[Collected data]
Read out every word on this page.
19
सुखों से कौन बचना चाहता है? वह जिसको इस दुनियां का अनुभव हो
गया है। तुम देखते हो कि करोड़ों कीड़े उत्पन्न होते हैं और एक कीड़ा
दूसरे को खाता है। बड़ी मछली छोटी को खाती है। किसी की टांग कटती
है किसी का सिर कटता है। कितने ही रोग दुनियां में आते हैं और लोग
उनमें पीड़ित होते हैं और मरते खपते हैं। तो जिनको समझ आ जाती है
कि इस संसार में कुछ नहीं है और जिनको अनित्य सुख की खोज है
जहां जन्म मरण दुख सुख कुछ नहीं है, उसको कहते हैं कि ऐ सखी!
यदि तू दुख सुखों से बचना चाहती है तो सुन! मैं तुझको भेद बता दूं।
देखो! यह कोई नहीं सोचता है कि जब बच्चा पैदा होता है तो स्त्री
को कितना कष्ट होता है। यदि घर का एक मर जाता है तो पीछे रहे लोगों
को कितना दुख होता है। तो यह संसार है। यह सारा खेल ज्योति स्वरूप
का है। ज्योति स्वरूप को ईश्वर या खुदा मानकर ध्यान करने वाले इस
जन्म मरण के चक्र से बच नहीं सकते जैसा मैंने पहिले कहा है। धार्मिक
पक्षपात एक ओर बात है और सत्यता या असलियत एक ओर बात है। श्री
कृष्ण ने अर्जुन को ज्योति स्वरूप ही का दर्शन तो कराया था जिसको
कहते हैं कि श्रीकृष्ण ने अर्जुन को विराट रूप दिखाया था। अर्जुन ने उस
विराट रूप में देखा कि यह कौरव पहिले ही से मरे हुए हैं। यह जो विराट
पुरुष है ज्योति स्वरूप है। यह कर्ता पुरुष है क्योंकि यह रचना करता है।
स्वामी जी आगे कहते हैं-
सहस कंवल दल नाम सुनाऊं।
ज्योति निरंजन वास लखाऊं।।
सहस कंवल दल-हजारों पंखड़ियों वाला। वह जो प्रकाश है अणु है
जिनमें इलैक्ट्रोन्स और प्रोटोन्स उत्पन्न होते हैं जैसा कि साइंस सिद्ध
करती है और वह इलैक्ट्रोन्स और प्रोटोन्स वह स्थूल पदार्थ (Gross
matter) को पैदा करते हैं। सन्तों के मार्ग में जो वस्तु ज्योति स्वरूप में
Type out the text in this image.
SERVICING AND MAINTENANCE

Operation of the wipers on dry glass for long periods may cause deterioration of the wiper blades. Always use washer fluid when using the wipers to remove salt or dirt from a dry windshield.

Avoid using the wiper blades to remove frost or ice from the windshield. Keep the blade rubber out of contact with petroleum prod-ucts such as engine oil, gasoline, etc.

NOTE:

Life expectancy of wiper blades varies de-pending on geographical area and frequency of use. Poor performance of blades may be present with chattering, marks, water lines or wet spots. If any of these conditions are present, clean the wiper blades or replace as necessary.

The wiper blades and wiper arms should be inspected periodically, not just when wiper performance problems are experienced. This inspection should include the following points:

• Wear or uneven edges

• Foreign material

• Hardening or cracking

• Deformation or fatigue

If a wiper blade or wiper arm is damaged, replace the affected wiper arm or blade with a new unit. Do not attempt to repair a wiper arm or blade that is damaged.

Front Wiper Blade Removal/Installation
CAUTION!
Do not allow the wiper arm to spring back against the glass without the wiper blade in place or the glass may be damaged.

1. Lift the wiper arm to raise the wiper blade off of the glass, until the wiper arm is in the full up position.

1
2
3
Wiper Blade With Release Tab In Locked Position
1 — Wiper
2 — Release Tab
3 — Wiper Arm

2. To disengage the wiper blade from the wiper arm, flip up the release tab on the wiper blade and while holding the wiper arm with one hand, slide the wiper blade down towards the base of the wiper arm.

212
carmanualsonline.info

## EXERCISE INSTRUCTIONS:
Using the records above, say how many lines include the string "from". Only the number is wanted.

## EXERCISE OUTPUT:
3